Dataset records
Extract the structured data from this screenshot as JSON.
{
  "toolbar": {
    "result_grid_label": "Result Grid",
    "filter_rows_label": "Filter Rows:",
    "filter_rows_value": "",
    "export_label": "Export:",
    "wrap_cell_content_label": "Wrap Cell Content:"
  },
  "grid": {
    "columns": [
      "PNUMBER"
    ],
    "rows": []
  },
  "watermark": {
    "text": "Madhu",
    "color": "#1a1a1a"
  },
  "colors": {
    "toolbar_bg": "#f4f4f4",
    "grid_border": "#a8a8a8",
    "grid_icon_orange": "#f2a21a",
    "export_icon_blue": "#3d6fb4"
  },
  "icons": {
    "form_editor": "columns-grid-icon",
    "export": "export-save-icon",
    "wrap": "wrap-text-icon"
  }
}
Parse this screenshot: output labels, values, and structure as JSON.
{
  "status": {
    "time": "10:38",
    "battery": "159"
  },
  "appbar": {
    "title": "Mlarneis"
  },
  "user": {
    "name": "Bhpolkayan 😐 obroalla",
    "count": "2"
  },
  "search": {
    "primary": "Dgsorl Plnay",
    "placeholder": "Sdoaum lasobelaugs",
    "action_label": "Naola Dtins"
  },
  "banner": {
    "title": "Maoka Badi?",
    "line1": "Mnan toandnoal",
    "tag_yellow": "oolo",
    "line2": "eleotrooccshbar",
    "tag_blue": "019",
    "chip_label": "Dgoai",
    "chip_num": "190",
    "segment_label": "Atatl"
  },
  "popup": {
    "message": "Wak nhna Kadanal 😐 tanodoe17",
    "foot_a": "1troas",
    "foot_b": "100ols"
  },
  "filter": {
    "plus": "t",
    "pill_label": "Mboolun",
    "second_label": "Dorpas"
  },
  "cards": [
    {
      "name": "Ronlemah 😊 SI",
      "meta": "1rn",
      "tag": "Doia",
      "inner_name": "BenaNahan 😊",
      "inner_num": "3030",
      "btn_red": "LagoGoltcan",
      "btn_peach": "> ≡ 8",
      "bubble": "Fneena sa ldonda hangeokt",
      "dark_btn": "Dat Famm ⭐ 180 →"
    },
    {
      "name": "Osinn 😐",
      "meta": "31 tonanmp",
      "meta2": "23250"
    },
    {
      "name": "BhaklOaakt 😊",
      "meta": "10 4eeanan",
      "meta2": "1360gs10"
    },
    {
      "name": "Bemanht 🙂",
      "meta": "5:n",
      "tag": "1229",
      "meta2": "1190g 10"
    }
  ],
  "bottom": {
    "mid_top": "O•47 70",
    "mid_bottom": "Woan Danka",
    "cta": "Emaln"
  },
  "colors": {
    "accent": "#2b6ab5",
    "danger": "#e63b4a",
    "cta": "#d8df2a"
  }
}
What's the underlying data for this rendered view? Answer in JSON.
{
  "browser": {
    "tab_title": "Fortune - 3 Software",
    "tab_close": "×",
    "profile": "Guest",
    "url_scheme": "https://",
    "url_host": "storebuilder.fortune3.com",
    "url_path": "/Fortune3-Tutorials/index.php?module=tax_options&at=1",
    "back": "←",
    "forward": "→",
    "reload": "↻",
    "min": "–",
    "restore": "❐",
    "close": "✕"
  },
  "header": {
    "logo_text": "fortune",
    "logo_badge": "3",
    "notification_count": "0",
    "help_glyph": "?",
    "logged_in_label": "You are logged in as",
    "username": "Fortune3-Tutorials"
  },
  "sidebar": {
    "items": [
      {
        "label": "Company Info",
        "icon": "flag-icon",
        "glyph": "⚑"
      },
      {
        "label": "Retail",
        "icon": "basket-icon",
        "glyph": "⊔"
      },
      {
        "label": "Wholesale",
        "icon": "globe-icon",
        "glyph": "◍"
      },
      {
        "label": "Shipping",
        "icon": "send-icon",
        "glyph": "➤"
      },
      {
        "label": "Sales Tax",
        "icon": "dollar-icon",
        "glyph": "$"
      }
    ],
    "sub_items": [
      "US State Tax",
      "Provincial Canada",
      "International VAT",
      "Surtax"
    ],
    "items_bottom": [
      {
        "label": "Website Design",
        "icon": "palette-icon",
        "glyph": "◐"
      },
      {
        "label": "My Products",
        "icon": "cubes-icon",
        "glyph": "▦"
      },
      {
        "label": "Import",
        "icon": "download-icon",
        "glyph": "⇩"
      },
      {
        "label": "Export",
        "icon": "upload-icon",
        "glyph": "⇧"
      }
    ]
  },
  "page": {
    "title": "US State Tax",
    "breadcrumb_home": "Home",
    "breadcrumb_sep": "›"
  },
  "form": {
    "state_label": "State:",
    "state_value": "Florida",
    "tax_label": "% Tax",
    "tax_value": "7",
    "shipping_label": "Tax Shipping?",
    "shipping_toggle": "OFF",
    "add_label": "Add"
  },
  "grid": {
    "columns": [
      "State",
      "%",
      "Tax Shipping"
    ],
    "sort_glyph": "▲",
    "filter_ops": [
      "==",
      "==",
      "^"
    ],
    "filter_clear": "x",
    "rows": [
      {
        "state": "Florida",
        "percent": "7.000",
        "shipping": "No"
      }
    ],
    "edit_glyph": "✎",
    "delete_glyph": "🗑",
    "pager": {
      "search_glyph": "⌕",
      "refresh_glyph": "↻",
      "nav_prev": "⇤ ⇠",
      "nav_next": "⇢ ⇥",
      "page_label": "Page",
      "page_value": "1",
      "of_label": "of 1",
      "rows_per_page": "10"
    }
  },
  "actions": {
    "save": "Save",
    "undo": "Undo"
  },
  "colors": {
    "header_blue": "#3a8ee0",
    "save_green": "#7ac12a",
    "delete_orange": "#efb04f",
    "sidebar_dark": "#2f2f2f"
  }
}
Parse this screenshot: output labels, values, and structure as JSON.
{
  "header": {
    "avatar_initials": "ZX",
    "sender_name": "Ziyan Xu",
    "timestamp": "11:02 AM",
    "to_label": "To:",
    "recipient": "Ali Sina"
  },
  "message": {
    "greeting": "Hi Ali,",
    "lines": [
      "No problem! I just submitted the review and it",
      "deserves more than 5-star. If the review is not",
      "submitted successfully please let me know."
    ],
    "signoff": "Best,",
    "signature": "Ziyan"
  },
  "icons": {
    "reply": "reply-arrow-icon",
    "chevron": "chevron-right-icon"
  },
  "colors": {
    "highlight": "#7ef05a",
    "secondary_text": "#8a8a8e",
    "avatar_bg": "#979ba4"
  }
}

▶ _TASK TO CARRY OUT_
Output all of the data again, exactly.

▶ _COMPLETE ANSWER_
Extract the structured data from this screenshot as JSON.
{
  "toolbar": {
    "result_grid_label": "Result Grid",
    "filter_rows_label": "Filter Rows:",
    "filter_rows_value": "",
    "export_label": "Export:",
    "wrap_cell_content_label": "Wrap Cell Content:"
  },
  "grid": {
    "columns": [
      "PNUMBER"
    ],
    "rows": []
  },
  "watermark": {
    "text": "Madhu",
    "color": "#1a1a1a"
  },
  "colors": {
    "toolbar_bg": "#f4f4f4",
    "grid_border": "#a8a8a8",
    "grid_icon_orange": "#f2a21a",
    "export_icon_blue": "#3d6fb4"
  },
  "icons": {
    "form_editor": "columns-grid-icon",
    "export": "export-save-icon",
    "wrap": "wrap-text-icon"
  }
}
Parse this screenshot: output labels, values, and structure as JSON.
{
  "status": {
    "time": "10:38",
    "battery": "159"
  },
  "appbar": {
    "title": "Mlarneis"
  },
  "user": {
    "name": "Bhpolkayan 😐 obroalla",
    "count": "2"
  },
  "search": {
    "primary": "Dgsorl Plnay",
    "placeholder": "Sdoaum lasobelaugs",
    "action_label": "Naola Dtins"
  },
  "banner": {
    "title": "Maoka Badi?",
    "line1": "Mnan toandnoal",
    "tag_yellow": "oolo",
    "line2": "eleotrooccshbar",
    "tag_blue": "019",
    "chip_label": "Dgoai",
    "chip_num": "190",
    "segment_label": "Atatl"
  },
  "popup": {
    "message": "Wak nhna Kadanal 😐 tanodoe17",
    "foot_a": "1troas",
    "foot_b": "100ols"
  },
  "filter": {
    "plus": "t",
    "pill_label": "Mboolun",
    "second_label": "Dorpas"
  },
  "cards": [
    {
      "name": "Ronlemah 😊 SI",
      "meta": "1rn",
      "tag": "Doia",
      "inner_name": "BenaNahan 😊",
      "inner_num": "3030",
      "btn_red": "LagoGoltcan",
      "btn_peach": "> ≡ 8",
      "bubble": "Fneena sa ldonda hangeokt",
      "dark_btn": "Dat Famm ⭐ 180 →"
    },
    {
      "name": "Osinn 😐",
      "meta": "31 tonanmp",
      "meta2": "23250"
    },
    {
      "name": "BhaklOaakt 😊",
      "meta": "10 4eeanan",
      "meta2": "1360gs10"
    },
    {
      "name": "Bemanht 🙂",
      "meta": "5:n",
      "tag": "1229",
      "meta2": "1190g 10"
    }
  ],
  "bottom": {
    "mid_top": "O•47 70",
    "mid_bottom": "Woan Danka",
    "cta": "Emaln"
  },
  "colors": {
    "accent": "#2b6ab5",
    "danger": "#e63b4a",
    "cta": "#d8df2a"
  }
}
What's the underlying data for this rendered view? Answer in JSON.
{
  "browser": {
    "tab_title": "Fortune - 3 Software",
    "tab_close": "×",
    "profile": "Guest",
    "url_scheme": "https://",
    "url_host": "storebuilder.fortune3.com",
    "url_path": "/Fortune3-Tutorials/index.php?module=tax_options&at=1",
    "back": "←",
    "forward": "→",
    "reload": "↻",
    "min": "–",
    "restore": "❐",
    "close": "✕"
  },
  "header": {
    "logo_text": "fortune",
    "logo_badge": "3",
    "notification_count": "0",
    "help_glyph": "?",
    "logged_in_label": "You are logged in as",
    "username": "Fortune3-Tutorials"
  },
  "sidebar": {
    "items": [
      {
        "label": "Company Info",
        "icon": "flag-icon",
        "glyph": "⚑"
      },
      {
        "label": "Retail",
        "icon": "basket-icon",
        "glyph": "⊔"
      },
      {
        "label": "Wholesale",
        "icon": "globe-icon",
        "glyph": "◍"
      },
      {
        "label": "Shipping",
        "icon": "send-icon",
        "glyph": "➤"
      },
      {
        "label": "Sales Tax",
        "icon": "dollar-icon",
        "glyph": "$"
      }
    ],
    "sub_items": [
      "US State Tax",
      "Provincial Canada",
      "International VAT",
      "Surtax"
    ],
    "items_bottom": [
      {
        "label": "Website Design",
        "icon": "palette-icon",
        "glyph": "◐"
      },
      {
        "label": "My Products",
        "icon": "cubes-icon",
        "glyph": "▦"
      },
      {
        "label": "Import",
        "icon": "download-icon",
        "glyph": "⇩"
      },
      {
        "label": "Export",
        "icon": "upload-icon",
        "glyph": "⇧"
      }
    ]
  },
  "page": {
    "title": "US State Tax",
    "breadcrumb_home": "Home",
    "breadcrumb_sep": "›"
  },
  "form": {
    "state_label": "State:",
    "state_value": "Florida",
    "tax_label": "% Tax",
    "tax_value": "7",
    "shipping_label": "Tax Shipping?",
    "shipping_toggle": "OFF",
    "add_label": "Add"
  },
  "grid": {
    "columns": [
      "State",
      "%",
      "Tax Shipping"
    ],
    "sort_glyph": "▲",
    "filter_ops": [
      "==",
      "==",
      "^"
    ],
    "filter_clear": "x",
    "rows": [
      {
        "state": "Florida",
        "percent": "7.000",
        "shipping": "No"
      }
    ],
    "edit_glyph": "✎",
    "delete_glyph": "🗑",
    "pager": {
      "search_glyph": "⌕",
      "refresh_glyph": "↻",
      "nav_prev": "⇤ ⇠",
      "nav_next": "⇢ ⇥",
      "page_label": "Page",
      "page_value": "1",
      "of_label": "of 1",
      "rows_per_page": "10"
    }
  },
  "actions": {
    "save": "Save",
    "undo": "Undo"
  },
  "colors": {
    "header_blue": "#3a8ee0",
    "save_green": "#7ac12a",
    "delete_orange": "#efb04f",
    "sidebar_dark": "#2f2f2f"
  }
}
Parse this screenshot: output labels, values, and structure as JSON.
{
  "header": {
    "avatar_initials": "ZX",
    "sender_name": "Ziyan Xu",
    "timestamp": "11:02 AM",
    "to_label": "To:",
    "recipient": "Ali Sina"
  },
  "message": {
    "greeting": "Hi Ali,",
    "lines": [
      "No problem! I just submitted the review and it",
      "deserves more than 5-star. If the review is not",
      "submitted successfully please let me know."
    ],
    "signoff": "Best,",
    "signature": "Ziyan"
  },
  "icons": {
    "reply": "reply-arrow-icon",
    "chevron": "chevron-right-icon"
  },
  "colors": {
    "highlight": "#7ef05a",
    "secondary_text": "#8a8a8e",
    "avatar_bg": "#979ba4"
  }
}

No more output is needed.